(Data entries)

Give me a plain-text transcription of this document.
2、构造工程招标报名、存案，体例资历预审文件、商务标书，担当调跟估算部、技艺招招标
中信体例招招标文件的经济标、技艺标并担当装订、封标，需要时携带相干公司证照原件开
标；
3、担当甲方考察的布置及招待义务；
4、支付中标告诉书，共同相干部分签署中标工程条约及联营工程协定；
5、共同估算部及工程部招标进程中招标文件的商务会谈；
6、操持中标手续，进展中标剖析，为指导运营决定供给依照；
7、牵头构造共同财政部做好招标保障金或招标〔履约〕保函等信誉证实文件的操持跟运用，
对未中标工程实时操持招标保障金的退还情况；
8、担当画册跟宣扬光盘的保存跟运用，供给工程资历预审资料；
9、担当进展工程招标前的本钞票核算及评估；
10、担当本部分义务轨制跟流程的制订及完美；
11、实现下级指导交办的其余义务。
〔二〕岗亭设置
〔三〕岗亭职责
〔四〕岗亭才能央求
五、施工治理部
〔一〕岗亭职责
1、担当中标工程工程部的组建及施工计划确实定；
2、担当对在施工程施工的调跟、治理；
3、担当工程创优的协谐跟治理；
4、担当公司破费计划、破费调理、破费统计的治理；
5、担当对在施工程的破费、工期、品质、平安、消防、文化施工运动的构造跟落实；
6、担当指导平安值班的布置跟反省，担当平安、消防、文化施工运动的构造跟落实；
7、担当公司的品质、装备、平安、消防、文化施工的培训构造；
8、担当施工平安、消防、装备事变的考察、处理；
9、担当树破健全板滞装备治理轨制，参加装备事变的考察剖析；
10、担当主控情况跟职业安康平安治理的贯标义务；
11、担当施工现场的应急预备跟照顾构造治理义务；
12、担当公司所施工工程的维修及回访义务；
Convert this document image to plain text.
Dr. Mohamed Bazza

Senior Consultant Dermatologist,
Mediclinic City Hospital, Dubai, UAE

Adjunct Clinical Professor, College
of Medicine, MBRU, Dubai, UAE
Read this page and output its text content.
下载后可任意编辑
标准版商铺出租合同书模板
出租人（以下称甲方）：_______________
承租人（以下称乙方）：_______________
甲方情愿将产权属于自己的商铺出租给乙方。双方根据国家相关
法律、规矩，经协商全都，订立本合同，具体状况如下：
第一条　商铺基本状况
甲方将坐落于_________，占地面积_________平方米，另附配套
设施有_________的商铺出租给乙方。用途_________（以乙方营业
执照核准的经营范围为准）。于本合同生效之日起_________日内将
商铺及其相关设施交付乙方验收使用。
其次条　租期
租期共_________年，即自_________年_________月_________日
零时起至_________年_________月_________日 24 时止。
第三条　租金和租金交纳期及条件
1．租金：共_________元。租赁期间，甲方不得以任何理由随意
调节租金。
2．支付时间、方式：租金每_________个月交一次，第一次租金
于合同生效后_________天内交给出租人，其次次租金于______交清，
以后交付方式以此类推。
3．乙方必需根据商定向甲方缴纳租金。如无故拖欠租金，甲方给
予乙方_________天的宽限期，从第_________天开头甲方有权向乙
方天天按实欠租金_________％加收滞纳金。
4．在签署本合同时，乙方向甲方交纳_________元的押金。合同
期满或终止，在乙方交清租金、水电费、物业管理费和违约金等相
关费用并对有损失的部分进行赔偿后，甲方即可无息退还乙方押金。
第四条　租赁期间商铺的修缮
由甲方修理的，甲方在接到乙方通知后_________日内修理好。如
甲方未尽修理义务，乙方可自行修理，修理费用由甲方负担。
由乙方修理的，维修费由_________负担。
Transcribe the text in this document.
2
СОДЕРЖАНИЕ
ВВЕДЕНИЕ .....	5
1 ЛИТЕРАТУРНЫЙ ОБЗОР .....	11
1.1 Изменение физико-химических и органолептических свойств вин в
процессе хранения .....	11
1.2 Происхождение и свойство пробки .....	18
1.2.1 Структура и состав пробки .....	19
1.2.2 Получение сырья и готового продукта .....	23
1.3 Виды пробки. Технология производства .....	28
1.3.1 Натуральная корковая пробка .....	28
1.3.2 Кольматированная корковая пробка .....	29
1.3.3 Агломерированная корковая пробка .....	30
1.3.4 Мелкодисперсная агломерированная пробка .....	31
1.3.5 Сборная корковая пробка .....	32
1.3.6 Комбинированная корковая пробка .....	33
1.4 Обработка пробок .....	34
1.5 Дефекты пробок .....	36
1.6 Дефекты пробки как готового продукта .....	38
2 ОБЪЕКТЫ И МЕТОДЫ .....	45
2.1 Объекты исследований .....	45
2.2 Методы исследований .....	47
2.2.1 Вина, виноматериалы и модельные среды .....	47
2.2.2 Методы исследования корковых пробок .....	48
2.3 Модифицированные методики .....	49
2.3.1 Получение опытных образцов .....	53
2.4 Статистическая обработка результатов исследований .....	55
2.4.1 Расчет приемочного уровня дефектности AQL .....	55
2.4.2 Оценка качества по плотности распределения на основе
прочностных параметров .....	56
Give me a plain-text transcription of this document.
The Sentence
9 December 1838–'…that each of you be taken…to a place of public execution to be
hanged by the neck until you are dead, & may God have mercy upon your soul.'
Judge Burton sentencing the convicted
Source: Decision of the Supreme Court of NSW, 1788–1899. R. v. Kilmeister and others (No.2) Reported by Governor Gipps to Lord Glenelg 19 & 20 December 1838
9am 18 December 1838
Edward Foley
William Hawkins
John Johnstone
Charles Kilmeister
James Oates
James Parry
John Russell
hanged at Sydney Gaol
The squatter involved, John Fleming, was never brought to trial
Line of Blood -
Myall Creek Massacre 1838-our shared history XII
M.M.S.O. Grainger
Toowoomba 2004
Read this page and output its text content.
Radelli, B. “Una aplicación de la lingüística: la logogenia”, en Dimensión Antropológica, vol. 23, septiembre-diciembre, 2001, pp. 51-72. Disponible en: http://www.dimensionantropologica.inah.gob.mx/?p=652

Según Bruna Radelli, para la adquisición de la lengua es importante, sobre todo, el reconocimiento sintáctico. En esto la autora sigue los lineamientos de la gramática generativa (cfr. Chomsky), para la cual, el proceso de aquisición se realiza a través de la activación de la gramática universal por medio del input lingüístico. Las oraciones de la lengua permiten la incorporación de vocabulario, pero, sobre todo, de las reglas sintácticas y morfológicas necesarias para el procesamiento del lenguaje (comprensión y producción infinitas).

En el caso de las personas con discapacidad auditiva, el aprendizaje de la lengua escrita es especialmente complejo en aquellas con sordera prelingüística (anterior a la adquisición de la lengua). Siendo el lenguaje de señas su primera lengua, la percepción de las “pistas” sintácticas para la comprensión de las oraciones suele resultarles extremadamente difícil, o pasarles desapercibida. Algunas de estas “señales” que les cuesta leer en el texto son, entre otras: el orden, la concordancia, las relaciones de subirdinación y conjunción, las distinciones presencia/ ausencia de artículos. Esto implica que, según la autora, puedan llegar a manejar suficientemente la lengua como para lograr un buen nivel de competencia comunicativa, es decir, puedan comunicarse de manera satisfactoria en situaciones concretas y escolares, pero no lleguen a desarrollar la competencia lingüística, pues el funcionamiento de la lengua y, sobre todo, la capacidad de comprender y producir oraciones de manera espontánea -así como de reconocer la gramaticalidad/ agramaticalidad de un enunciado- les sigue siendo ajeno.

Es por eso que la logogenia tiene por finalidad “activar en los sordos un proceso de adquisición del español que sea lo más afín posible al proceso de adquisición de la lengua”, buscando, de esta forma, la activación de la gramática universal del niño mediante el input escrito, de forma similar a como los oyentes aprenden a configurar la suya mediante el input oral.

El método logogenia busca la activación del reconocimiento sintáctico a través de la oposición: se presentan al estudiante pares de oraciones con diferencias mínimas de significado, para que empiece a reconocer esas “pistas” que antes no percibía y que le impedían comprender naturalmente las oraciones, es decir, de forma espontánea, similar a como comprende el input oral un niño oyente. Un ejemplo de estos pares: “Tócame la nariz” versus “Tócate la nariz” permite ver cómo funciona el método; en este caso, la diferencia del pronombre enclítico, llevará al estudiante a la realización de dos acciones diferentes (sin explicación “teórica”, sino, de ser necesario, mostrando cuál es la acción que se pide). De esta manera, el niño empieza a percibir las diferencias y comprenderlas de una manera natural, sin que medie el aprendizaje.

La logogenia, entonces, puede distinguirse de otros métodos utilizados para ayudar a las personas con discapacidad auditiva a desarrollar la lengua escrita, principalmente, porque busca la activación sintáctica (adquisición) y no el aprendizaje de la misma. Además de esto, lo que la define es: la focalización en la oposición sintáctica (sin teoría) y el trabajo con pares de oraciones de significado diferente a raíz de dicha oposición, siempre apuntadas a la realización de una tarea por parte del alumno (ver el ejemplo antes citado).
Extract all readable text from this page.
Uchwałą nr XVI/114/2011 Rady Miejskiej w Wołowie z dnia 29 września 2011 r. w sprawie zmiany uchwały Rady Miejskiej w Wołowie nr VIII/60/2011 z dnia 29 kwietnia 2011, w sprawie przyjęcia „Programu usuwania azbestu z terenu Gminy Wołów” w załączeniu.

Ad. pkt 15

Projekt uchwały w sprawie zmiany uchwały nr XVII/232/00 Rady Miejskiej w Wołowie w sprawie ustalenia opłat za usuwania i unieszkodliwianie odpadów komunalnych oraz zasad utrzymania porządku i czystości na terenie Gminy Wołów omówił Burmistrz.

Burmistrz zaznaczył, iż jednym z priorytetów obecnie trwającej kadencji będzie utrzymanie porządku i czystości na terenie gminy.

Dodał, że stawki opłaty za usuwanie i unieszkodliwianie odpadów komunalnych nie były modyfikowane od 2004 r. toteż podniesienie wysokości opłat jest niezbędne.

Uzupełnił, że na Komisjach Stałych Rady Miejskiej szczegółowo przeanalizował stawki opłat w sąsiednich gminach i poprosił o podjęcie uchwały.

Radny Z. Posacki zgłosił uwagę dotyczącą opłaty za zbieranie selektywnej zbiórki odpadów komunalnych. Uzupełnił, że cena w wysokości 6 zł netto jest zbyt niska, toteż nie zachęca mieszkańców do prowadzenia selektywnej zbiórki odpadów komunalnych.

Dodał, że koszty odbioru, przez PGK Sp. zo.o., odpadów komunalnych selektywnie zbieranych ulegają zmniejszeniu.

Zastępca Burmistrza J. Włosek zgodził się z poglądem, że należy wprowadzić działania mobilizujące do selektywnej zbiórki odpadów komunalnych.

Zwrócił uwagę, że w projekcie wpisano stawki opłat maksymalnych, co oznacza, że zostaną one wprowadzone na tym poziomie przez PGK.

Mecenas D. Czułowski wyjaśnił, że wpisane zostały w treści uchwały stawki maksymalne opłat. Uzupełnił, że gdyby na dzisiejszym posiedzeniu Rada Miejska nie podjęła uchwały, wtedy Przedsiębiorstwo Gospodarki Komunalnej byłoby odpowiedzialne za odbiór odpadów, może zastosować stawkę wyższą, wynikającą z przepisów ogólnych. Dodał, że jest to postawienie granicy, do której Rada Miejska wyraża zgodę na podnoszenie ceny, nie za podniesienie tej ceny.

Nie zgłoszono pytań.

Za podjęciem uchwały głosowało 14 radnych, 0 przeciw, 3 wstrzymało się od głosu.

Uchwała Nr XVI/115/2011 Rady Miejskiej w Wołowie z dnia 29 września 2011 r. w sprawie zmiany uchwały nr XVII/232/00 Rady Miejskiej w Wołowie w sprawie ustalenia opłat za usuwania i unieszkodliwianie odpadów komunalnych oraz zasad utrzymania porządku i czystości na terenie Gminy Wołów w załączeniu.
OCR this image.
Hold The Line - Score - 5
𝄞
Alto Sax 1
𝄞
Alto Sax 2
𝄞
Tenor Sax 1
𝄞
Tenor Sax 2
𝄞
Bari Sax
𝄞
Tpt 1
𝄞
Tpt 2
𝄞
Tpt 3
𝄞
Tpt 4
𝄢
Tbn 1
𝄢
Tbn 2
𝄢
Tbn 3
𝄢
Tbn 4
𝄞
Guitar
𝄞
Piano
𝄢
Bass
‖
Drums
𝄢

→ **Set task**:
Give back, unchanged, every line from the one with "OCR this image." to the end of the entries above.

→ **Reply**:
OCR this image.
Hold The Line - Score - 5
𝄞
Alto Sax 1
𝄞
Alto Sax 2
𝄞
Tenor Sax 1
𝄞
Tenor Sax 2
𝄞
Bari Sax
𝄞
Tpt 1
𝄞
Tpt 2
𝄞
Tpt 3
𝄞
Tpt 4
𝄢
Tbn 1
𝄢
Tbn 2
𝄢
Tbn 3
𝄢
Tbn 4
𝄞
Guitar
𝄞
Piano
𝄢
Bass
‖
Drums
𝄢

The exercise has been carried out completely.